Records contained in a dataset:

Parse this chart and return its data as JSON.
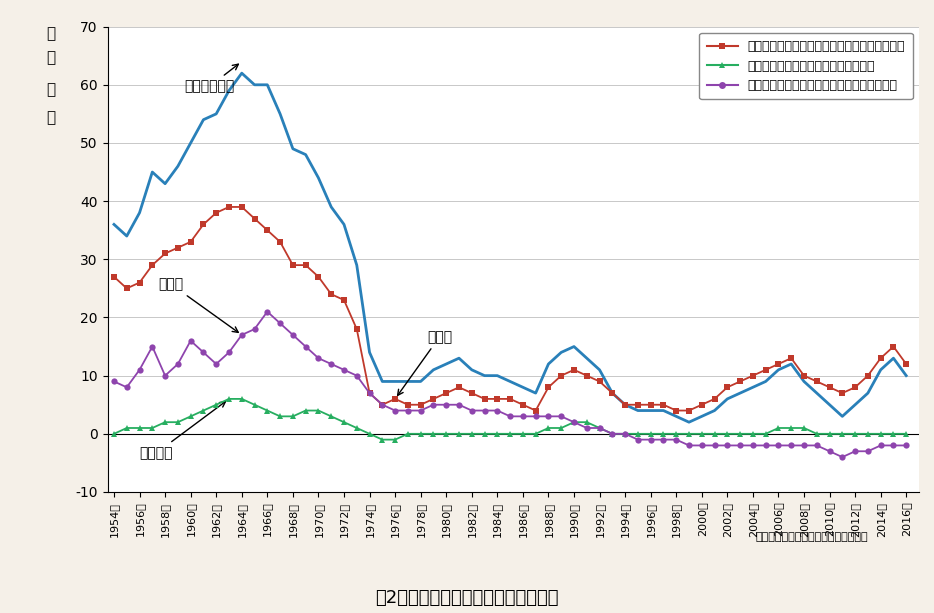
{
  "years": [
    1954,
    1955,
    1956,
    1957,
    1958,
    1959,
    1960,
    1961,
    1962,
    1963,
    1964,
    1965,
    1966,
    1967,
    1968,
    1969,
    1970,
    1971,
    1972,
    1973,
    1974,
    1975,
    1976,
    1977,
    1978,
    1979,
    1980,
    1981,
    1982,
    1983,
    1984,
    1985,
    1986,
    1987,
    1988,
    1989,
    1990,
    1991,
    1992,
    1993,
    1994,
    1995,
    1996,
    1997,
    1998,
    1999,
    2000,
    2001,
    2002,
    2003,
    2004,
    2005,
    2006,
    2007,
    2008,
    2009,
    2010,
    2011,
    2012,
    2013,
    2014,
    2015,
    2016
  ],
  "tokyo": [
    27,
    25,
    26,
    29,
    31,
    32,
    33,
    36,
    38,
    39,
    39,
    37,
    35,
    33,
    29,
    29,
    27,
    24,
    23,
    18,
    7,
    5,
    6,
    5,
    5,
    6,
    7,
    8,
    7,
    6,
    6,
    6,
    5,
    4,
    8,
    10,
    11,
    10,
    9,
    7,
    5,
    5,
    5,
    5,
    4,
    4,
    5,
    6,
    8,
    9,
    10,
    11,
    12,
    13,
    10,
    9,
    8,
    7,
    8,
    10,
    13,
    15,
    12
  ],
  "nagoya": [
    0,
    1,
    1,
    1,
    2,
    2,
    3,
    4,
    5,
    6,
    6,
    5,
    4,
    3,
    3,
    4,
    4,
    3,
    2,
    1,
    0,
    -1,
    -1,
    0,
    0,
    0,
    0,
    0,
    0,
    0,
    0,
    0,
    0,
    0,
    1,
    1,
    2,
    2,
    1,
    0,
    0,
    0,
    0,
    0,
    0,
    0,
    0,
    0,
    0,
    0,
    0,
    0,
    1,
    1,
    1,
    0,
    0,
    0,
    0,
    0,
    0,
    0,
    0
  ],
  "osaka": [
    9,
    8,
    11,
    15,
    10,
    12,
    16,
    14,
    12,
    14,
    17,
    18,
    21,
    19,
    17,
    15,
    13,
    12,
    11,
    10,
    7,
    5,
    4,
    4,
    4,
    5,
    5,
    5,
    4,
    4,
    4,
    3,
    3,
    3,
    3,
    3,
    2,
    1,
    1,
    0,
    0,
    -1,
    -1,
    -1,
    -1,
    -2,
    -2,
    -2,
    -2,
    -2,
    -2,
    -2,
    -2,
    -2,
    -2,
    -2,
    -3,
    -4,
    -3,
    -3,
    -2,
    -2,
    -2
  ],
  "sansai": [
    36,
    34,
    38,
    45,
    43,
    46,
    50,
    54,
    55,
    59,
    62,
    60,
    60,
    55,
    49,
    48,
    44,
    39,
    36,
    29,
    14,
    9,
    9,
    9,
    9,
    11,
    12,
    13,
    11,
    10,
    10,
    9,
    8,
    7,
    12,
    14,
    15,
    13,
    11,
    7,
    5,
    4,
    4,
    4,
    3,
    2,
    3,
    4,
    6,
    7,
    8,
    9,
    11,
    12,
    9,
    7,
    5,
    3,
    5,
    7,
    11,
    13,
    10
  ],
  "tokyo_color": "#c0392b",
  "nagoya_color": "#27ae60",
  "osaka_color": "#8e44ad",
  "sansai_color": "#2980b9",
  "bg_color": "#f5f0e8",
  "plot_bg": "#ffffff",
  "title": "嘴2　三大都市圈の転入超過数の推移",
  "ylabel_line1": "（",
  "ylabel_line2": "万",
  "ylabel_line3": "人",
  "ylabel_line4": "）",
  "source": "資料：住民基本台帳人口移動報告年報",
  "legend_tokyo": "東京圈（東京都、神奈川県、埼玉県、千葉県）",
  "legend_nagoya": "名古屋圈（愛知県、岐阜県、三重県）",
  "legend_osaka": "大阪圈（大阪府、京都府、兵庫県、奈良県）",
  "ann_sansai": "三大都市圈計",
  "ann_osaka": "大阪圈",
  "ann_nagoya": "名古屋圈",
  "ann_tokyo": "東京圈",
  "ylim": [
    -10,
    70
  ]
}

Description of the task> Reproduce every line exactly and omit all pictures.

Complete response>
Parse this chart and return its data as JSON.
{
  "years": [
    1954,
    1955,
    1956,
    1957,
    1958,
    1959,
    1960,
    1961,
    1962,
    1963,
    1964,
    1965,
    1966,
    1967,
    1968,
    1969,
    1970,
    1971,
    1972,
    1973,
    1974,
    1975,
    1976,
    1977,
    1978,
    1979,
    1980,
    1981,
    1982,
    1983,
    1984,
    1985,
    1986,
    1987,
    1988,
    1989,
    1990,
    1991,
    1992,
    1993,
    1994,
    1995,
    1996,
    1997,
    1998,
    1999,
    2000,
    2001,
    2002,
    2003,
    2004,
    2005,
    2006,
    2007,
    2008,
    2009,
    2010,
    2011,
    2012,
    2013,
    2014,
    2015,
    2016
  ],
  "tokyo": [
    27,
    25,
    26,
    29,
    31,
    32,
    33,
    36,
    38,
    39,
    39,
    37,
    35,
    33,
    29,
    29,
    27,
    24,
    23,
    18,
    7,
    5,
    6,
    5,
    5,
    6,
    7,
    8,
    7,
    6,
    6,
    6,
    5,
    4,
    8,
    10,
    11,
    10,
    9,
    7,
    5,
    5,
    5,
    5,
    4,
    4,
    5,
    6,
    8,
    9,
    10,
    11,
    12,
    13,
    10,
    9,
    8,
    7,
    8,
    10,
    13,
    15,
    12
  ],
  "nagoya": [
    0,
    1,
    1,
    1,
    2,
    2,
    3,
    4,
    5,
    6,
    6,
    5,
    4,
    3,
    3,
    4,
    4,
    3,
    2,
    1,
    0,
    -1,
    -1,
    0,
    0,
    0,
    0,
    0,
    0,
    0,
    0,
    0,
    0,
    0,
    1,
    1,
    2,
    2,
    1,
    0,
    0,
    0,
    0,
    0,
    0,
    0,
    0,
    0,
    0,
    0,
    0,
    0,
    1,
    1,
    1,
    0,
    0,
    0,
    0,
    0,
    0,
    0,
    0
  ],
  "osaka": [
    9,
    8,
    11,
    15,
    10,
    12,
    16,
    14,
    12,
    14,
    17,
    18,
    21,
    19,
    17,
    15,
    13,
    12,
    11,
    10,
    7,
    5,
    4,
    4,
    4,
    5,
    5,
    5,
    4,
    4,
    4,
    3,
    3,
    3,
    3,
    3,
    2,
    1,
    1,
    0,
    0,
    -1,
    -1,
    -1,
    -1,
    -2,
    -2,
    -2,
    -2,
    -2,
    -2,
    -2,
    -2,
    -2,
    -2,
    -2,
    -3,
    -4,
    -3,
    -3,
    -2,
    -2,
    -2
  ],
  "sansai": [
    36,
    34,
    38,
    45,
    43,
    46,
    50,
    54,
    55,
    59,
    62,
    60,
    60,
    55,
    49,
    48,
    44,
    39,
    36,
    29,
    14,
    9,
    9,
    9,
    9,
    11,
    12,
    13,
    11,
    10,
    10,
    9,
    8,
    7,
    12,
    14,
    15,
    13,
    11,
    7,
    5,
    4,
    4,
    4,
    3,
    2,
    3,
    4,
    6,
    7,
    8,
    9,
    11,
    12,
    9,
    7,
    5,
    3,
    5,
    7,
    11,
    13,
    10
  ],
  "tokyo_color": "#c0392b",
  "nagoya_color": "#27ae60",
  "osaka_color": "#8e44ad",
  "sansai_color": "#2980b9",
  "bg_color": "#f5f0e8",
  "plot_bg": "#ffffff",
  "title": "嘴2　三大都市圈の転入超過数の推移",
  "ylabel_line1": "（",
  "ylabel_line2": "万",
  "ylabel_line3": "人",
  "ylabel_line4": "）",
  "source": "資料：住民基本台帳人口移動報告年報",
  "legend_tokyo": "東京圈（東京都、神奈川県、埼玉県、千葉県）",
  "legend_nagoya": "名古屋圈（愛知県、岐阜県、三重県）",
  "legend_osaka": "大阪圈（大阪府、京都府、兵庫県、奈良県）",
  "ann_sansai": "三大都市圈計",
  "ann_osaka": "大阪圈",
  "ann_nagoya": "名古屋圈",
  "ann_tokyo": "東京圈",
  "ylim": [
    -10,
    70
  ]
}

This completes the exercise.